→ **Extracted records**:

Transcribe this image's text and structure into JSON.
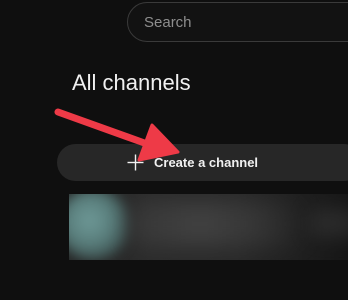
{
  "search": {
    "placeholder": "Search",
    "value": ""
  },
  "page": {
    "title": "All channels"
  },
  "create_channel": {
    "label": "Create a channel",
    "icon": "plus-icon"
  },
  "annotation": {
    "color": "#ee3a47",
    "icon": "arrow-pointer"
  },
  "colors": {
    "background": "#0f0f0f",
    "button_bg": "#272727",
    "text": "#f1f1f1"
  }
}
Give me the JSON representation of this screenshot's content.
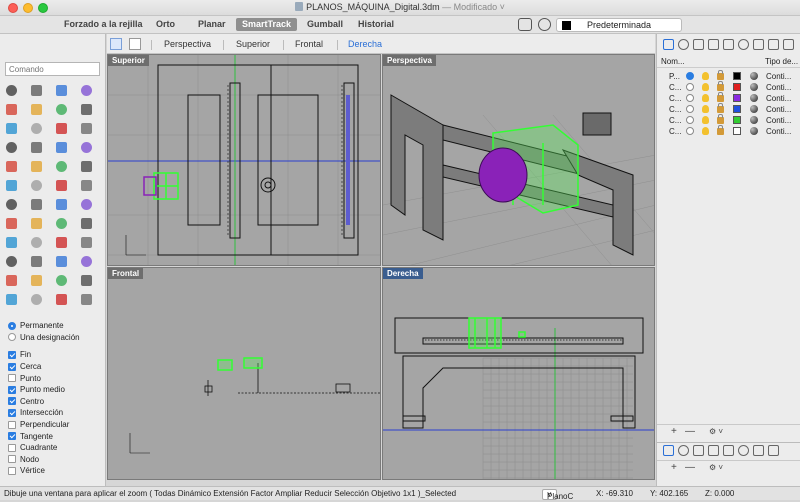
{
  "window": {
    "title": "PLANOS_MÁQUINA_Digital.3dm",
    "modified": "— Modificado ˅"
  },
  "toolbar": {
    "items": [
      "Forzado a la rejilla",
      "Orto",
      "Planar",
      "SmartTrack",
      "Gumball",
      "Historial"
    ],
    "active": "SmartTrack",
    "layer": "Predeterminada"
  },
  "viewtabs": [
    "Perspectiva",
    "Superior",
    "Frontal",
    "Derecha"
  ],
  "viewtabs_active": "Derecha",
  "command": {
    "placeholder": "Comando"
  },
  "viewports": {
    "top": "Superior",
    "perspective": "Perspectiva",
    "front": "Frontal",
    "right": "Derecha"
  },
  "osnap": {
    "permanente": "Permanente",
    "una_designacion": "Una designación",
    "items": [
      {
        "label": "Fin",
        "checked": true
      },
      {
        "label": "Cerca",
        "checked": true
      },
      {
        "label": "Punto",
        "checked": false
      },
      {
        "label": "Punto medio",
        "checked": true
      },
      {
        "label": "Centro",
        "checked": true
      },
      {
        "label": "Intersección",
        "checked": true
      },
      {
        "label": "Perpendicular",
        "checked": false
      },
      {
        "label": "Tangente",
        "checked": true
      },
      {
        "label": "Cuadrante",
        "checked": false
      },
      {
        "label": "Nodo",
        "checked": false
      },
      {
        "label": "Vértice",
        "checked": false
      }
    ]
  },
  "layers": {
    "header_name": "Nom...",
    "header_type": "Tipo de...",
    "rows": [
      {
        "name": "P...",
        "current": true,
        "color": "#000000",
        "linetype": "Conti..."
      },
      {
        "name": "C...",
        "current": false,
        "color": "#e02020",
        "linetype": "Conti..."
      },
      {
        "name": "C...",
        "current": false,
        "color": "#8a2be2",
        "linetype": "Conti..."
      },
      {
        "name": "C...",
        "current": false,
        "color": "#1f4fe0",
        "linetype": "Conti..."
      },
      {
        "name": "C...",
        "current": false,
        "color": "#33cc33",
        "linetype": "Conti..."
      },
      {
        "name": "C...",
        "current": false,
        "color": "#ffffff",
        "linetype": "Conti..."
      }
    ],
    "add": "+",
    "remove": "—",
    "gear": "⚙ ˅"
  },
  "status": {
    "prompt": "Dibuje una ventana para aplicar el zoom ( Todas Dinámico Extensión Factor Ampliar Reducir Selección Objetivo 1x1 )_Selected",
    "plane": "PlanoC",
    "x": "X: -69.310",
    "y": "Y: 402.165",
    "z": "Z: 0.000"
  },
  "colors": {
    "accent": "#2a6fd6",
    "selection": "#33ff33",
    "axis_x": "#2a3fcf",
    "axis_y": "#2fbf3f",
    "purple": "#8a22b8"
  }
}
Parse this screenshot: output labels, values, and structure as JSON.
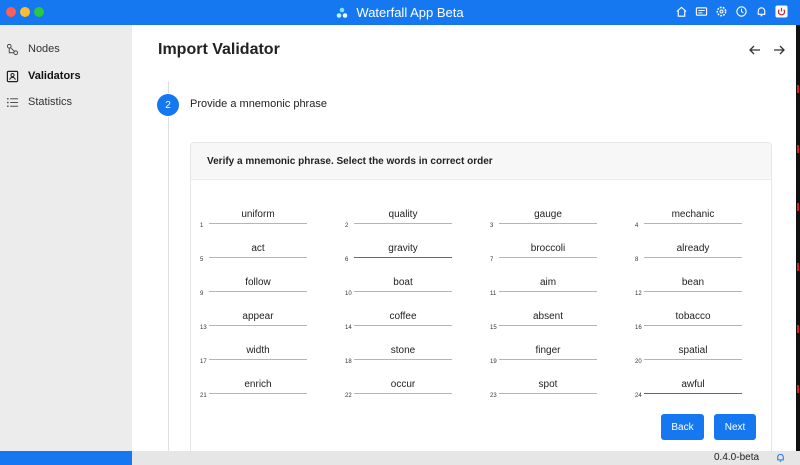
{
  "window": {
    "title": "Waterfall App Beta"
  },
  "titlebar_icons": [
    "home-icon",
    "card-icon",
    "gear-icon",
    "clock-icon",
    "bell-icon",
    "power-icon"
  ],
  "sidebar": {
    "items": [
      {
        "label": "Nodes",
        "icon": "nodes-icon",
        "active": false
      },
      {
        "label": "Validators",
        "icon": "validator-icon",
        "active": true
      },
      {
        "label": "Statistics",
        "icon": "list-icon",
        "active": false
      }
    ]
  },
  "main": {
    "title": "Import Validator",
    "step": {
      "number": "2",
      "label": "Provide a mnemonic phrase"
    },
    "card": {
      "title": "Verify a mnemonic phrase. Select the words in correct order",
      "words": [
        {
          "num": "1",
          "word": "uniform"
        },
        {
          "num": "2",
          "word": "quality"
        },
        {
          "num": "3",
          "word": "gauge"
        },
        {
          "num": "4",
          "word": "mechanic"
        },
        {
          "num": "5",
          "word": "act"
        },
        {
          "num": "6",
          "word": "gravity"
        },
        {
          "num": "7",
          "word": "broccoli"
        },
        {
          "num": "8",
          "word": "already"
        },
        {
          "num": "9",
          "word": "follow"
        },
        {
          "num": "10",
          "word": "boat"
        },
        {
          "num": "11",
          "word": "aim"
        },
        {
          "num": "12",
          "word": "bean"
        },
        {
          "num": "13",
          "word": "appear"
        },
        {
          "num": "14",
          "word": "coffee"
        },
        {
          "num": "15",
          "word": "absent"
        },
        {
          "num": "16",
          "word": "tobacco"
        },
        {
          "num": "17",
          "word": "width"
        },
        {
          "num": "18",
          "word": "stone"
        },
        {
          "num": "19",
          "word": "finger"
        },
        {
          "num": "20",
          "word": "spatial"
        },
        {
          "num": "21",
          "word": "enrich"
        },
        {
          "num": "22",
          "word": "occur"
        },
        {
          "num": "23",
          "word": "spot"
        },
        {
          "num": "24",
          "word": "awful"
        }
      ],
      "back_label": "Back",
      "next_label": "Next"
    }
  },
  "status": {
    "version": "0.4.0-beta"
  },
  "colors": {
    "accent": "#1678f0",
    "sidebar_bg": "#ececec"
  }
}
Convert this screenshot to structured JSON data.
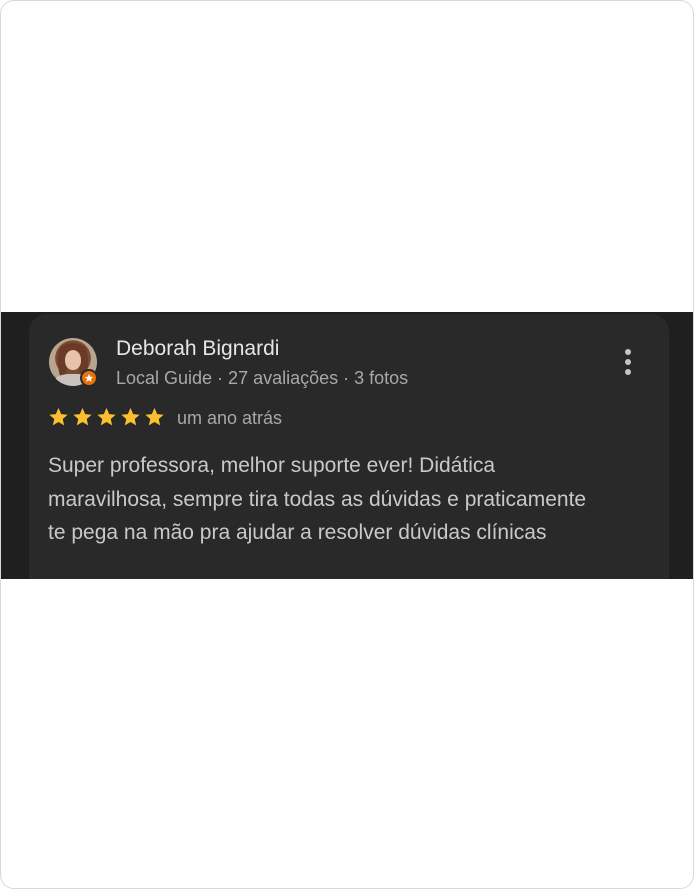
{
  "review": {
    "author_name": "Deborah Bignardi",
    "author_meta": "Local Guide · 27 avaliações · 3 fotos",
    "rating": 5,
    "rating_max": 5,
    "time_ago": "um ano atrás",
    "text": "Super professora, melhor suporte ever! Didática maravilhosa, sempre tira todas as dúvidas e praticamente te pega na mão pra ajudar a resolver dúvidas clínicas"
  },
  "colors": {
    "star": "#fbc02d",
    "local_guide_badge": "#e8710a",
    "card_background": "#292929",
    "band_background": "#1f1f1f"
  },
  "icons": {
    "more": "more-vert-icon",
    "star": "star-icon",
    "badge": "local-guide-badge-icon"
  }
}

* * *

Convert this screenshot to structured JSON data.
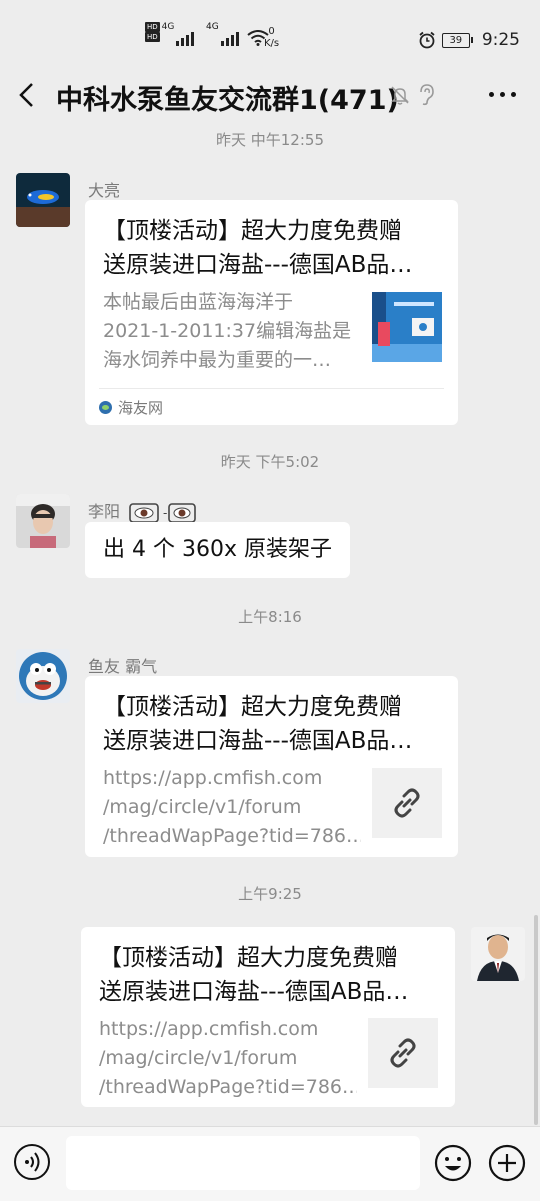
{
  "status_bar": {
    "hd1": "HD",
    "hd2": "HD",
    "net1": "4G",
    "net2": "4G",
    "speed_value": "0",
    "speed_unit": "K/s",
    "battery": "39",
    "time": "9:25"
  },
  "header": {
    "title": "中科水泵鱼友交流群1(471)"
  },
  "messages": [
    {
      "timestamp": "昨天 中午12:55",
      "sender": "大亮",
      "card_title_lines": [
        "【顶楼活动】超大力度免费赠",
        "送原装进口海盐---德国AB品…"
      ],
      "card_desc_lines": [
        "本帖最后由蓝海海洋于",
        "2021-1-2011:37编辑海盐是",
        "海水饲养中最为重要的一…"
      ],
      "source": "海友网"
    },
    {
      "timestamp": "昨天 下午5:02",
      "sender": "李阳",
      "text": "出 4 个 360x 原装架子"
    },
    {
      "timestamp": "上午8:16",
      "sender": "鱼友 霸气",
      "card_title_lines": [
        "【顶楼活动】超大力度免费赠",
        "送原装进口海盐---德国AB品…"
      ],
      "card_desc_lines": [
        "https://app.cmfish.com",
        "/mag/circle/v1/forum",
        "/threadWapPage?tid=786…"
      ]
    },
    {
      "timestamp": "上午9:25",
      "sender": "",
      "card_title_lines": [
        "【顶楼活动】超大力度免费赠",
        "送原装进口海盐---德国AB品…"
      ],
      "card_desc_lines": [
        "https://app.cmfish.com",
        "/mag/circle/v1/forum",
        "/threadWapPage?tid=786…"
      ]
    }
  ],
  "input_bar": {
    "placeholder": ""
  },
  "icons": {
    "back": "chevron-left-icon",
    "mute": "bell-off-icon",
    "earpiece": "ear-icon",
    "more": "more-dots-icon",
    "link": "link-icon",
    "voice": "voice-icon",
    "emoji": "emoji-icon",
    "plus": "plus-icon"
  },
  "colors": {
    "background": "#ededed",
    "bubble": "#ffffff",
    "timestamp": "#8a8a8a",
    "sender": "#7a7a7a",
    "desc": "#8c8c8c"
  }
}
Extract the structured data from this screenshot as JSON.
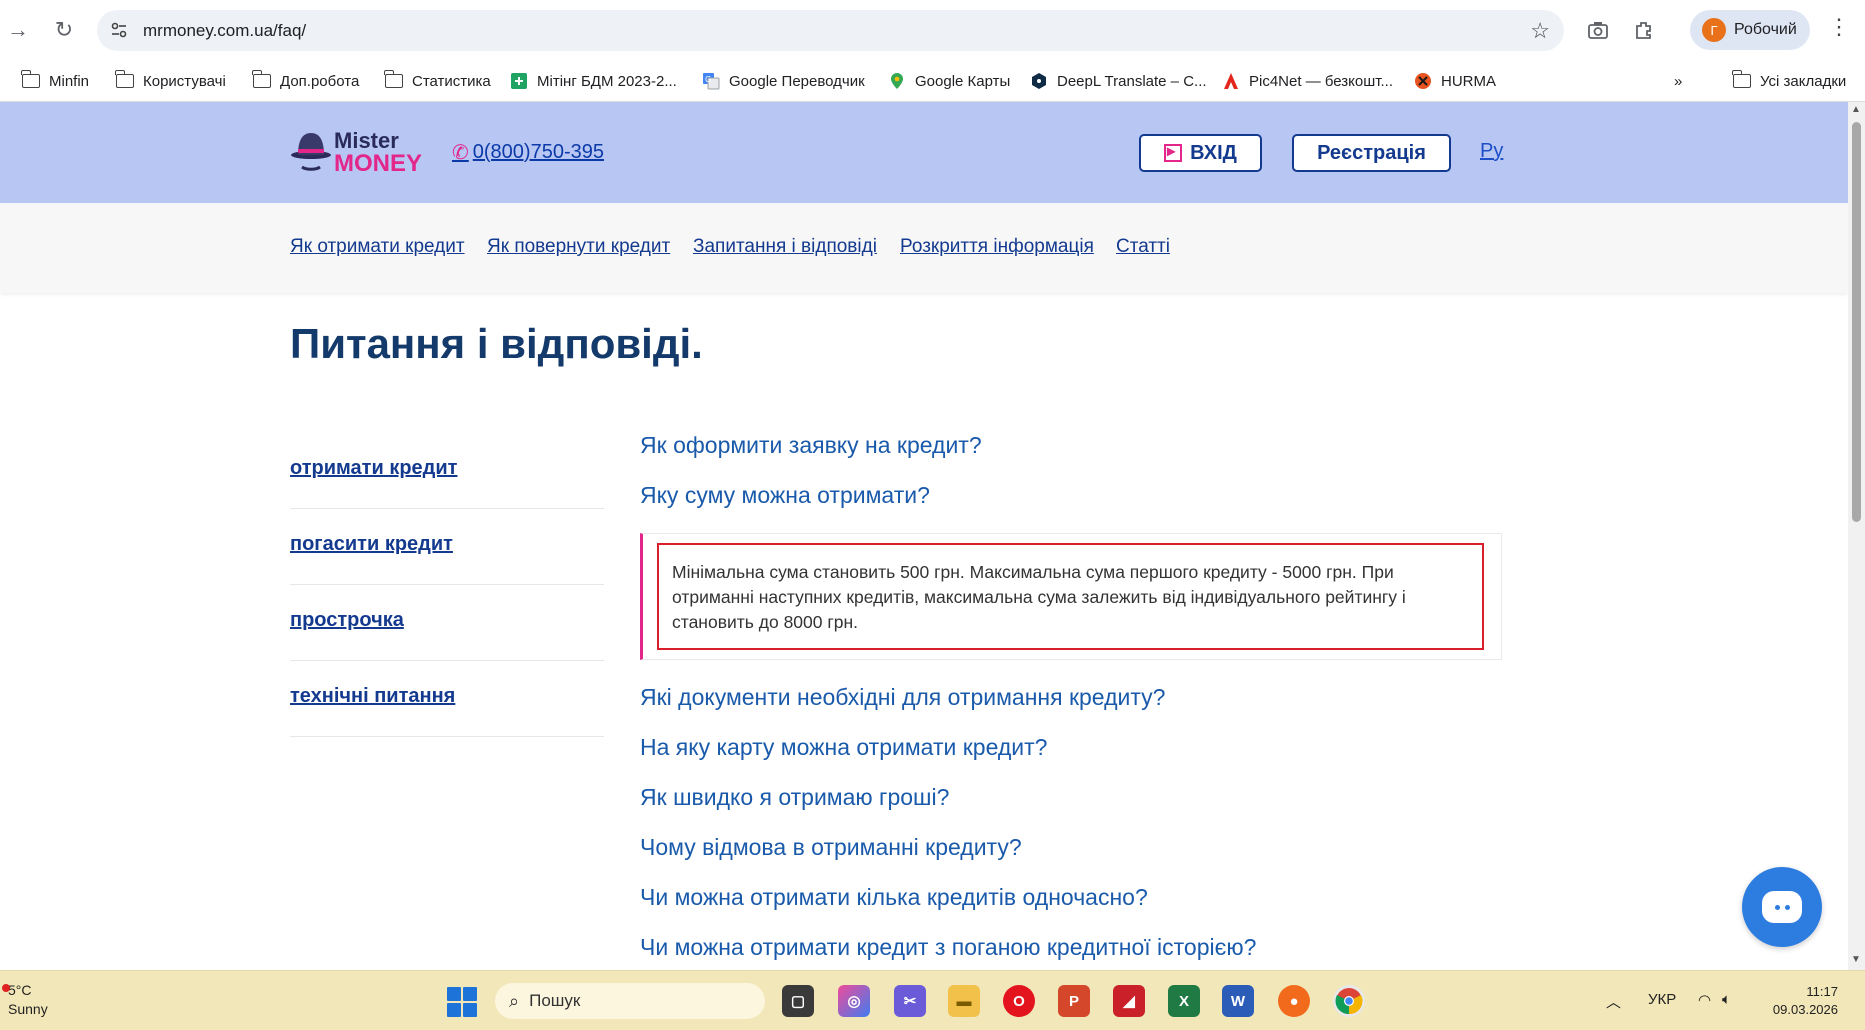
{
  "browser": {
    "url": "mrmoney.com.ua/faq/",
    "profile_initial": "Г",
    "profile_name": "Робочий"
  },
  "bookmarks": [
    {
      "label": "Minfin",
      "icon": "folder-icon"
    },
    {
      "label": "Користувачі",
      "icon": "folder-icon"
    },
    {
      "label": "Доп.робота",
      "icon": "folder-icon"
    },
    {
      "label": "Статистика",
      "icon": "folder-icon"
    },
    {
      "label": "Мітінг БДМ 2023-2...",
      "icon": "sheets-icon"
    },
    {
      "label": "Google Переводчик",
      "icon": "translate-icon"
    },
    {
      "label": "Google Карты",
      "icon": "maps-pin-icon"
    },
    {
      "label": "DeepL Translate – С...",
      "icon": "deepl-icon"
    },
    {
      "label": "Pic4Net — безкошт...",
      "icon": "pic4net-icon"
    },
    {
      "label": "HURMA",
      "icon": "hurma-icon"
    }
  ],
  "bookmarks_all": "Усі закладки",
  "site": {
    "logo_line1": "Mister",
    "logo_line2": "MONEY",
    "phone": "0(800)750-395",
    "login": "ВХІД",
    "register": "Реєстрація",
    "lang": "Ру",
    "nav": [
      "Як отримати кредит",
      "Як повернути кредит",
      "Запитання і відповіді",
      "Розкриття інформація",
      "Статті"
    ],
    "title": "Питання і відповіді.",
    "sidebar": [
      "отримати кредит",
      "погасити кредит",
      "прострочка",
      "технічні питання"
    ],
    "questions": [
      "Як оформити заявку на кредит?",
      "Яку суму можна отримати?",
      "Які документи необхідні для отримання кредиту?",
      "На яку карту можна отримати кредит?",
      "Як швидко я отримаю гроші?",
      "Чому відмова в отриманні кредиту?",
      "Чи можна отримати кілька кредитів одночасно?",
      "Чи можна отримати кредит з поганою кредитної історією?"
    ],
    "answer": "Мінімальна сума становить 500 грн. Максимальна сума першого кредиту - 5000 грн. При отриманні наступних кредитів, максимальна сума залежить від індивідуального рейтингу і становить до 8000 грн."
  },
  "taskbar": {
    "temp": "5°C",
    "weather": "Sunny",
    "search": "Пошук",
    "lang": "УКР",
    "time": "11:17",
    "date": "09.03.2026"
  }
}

→ **Task description**:
Show all lines from the records above where the word "JSON" occurs.

→ **Task answer**:
Transcribe this image's text and structure into JSON.
Give me the JSON representation of this screenshot's content.
Parse this screenshot: output labels, values, and structure as JSON.
Convert this screenshot to structured JSON data.
Convert this screenshot to structured JSON data.
Extract the structured data from this screenshot as JSON.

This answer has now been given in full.